_Exercise aim_
Each line that holds the word "into" should be returned.

_Records shown_
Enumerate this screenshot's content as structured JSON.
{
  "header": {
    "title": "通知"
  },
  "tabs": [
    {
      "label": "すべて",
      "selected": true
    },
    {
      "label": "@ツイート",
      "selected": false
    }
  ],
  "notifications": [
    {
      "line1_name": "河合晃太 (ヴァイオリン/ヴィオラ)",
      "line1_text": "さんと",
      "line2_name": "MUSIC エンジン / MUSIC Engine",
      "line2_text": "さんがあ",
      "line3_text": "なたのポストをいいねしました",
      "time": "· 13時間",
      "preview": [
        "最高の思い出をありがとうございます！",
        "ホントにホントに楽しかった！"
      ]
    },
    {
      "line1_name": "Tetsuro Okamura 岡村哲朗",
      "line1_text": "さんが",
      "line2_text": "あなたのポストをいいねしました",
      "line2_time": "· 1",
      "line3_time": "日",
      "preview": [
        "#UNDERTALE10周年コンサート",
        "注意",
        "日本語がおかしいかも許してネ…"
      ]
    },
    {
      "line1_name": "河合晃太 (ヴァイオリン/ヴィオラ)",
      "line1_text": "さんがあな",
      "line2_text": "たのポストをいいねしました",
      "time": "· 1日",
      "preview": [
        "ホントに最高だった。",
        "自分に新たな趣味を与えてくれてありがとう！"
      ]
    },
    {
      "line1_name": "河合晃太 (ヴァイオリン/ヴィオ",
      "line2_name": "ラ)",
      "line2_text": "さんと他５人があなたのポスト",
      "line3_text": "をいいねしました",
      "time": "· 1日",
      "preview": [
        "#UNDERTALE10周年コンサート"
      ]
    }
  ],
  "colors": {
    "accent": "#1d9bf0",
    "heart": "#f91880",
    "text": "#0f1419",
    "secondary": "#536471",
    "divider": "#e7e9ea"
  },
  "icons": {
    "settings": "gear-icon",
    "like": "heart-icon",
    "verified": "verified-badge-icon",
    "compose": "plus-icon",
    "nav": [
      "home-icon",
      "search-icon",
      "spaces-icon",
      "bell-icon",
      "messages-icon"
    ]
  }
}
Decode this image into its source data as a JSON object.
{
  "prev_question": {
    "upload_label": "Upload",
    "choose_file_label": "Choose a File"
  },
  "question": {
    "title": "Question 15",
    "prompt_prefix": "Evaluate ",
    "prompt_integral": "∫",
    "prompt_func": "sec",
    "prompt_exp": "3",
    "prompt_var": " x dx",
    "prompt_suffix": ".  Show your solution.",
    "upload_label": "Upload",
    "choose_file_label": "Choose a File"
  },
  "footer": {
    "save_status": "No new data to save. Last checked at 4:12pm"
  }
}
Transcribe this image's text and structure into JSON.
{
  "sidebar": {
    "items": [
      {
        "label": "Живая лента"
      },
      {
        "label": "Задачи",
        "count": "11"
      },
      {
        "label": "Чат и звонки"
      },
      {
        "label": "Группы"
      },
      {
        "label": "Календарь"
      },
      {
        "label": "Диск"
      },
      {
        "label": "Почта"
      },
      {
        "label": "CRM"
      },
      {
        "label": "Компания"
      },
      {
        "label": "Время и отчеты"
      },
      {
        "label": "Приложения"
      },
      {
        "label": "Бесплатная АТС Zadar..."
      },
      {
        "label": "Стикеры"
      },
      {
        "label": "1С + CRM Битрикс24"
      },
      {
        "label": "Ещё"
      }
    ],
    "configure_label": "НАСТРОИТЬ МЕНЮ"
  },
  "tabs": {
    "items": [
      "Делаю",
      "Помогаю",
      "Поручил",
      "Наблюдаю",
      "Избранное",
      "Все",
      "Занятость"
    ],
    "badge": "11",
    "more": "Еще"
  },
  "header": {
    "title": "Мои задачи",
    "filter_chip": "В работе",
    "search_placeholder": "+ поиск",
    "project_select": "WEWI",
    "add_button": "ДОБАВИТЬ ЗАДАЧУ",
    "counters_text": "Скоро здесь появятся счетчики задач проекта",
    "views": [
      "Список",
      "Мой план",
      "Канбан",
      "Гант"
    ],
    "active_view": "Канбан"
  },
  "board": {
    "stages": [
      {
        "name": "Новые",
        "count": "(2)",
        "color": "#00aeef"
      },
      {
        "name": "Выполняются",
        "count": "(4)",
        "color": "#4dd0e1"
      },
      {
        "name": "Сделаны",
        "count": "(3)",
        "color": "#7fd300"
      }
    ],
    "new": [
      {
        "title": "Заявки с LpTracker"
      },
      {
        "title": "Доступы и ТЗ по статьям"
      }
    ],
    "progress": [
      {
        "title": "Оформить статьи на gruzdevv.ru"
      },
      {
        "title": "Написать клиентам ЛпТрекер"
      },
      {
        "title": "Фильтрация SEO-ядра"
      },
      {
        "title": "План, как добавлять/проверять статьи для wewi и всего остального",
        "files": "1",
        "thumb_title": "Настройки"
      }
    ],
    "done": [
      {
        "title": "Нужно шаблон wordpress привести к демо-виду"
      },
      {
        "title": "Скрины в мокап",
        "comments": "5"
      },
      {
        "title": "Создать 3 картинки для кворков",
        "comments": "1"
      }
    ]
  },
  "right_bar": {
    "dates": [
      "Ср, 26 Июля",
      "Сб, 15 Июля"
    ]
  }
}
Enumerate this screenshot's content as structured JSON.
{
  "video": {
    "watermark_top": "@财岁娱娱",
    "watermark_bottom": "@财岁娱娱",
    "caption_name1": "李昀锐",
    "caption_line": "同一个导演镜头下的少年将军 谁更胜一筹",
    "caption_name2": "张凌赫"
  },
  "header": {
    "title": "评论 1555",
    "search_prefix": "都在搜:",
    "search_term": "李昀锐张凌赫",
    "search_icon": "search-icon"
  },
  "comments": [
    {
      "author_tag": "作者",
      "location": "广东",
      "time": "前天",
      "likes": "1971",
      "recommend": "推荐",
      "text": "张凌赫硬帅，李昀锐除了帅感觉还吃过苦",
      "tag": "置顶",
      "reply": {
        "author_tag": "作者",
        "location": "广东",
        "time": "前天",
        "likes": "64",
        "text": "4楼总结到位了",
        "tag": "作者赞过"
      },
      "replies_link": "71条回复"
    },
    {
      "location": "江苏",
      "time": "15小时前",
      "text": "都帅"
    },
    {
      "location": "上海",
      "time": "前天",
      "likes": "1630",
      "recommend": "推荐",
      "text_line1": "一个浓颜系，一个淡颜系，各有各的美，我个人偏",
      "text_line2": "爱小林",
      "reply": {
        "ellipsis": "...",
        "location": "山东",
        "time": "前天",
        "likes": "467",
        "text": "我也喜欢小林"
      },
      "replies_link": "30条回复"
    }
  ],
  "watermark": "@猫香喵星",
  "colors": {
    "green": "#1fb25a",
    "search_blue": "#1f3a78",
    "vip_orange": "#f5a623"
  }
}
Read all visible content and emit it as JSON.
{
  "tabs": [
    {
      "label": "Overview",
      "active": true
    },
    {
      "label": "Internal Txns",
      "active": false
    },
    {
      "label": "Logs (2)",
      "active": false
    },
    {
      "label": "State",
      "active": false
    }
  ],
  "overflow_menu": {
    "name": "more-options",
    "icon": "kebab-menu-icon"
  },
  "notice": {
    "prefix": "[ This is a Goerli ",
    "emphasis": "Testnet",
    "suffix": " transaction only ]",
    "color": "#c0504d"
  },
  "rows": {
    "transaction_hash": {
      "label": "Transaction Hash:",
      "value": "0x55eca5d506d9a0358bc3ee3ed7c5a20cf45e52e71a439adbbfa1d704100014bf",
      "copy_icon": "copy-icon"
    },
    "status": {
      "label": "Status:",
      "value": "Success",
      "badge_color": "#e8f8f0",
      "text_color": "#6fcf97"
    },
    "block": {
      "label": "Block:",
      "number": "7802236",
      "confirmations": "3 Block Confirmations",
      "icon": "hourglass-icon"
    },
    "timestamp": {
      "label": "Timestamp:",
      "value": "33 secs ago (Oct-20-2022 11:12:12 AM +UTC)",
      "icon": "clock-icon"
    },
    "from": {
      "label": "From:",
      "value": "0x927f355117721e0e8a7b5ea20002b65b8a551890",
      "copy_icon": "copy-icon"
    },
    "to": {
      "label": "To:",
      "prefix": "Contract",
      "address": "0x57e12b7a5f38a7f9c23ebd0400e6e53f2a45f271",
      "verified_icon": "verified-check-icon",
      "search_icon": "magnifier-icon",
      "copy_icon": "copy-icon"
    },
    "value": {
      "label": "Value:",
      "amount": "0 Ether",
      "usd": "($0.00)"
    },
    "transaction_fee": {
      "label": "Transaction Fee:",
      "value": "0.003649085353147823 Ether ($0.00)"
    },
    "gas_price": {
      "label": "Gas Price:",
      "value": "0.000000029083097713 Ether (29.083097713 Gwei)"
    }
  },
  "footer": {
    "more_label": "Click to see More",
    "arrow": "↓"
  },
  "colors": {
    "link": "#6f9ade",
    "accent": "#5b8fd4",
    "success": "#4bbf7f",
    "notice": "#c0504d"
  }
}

_Written reply_
Decode this image into its source data as a JSON object.
Transcribe this image's text and structure into JSON.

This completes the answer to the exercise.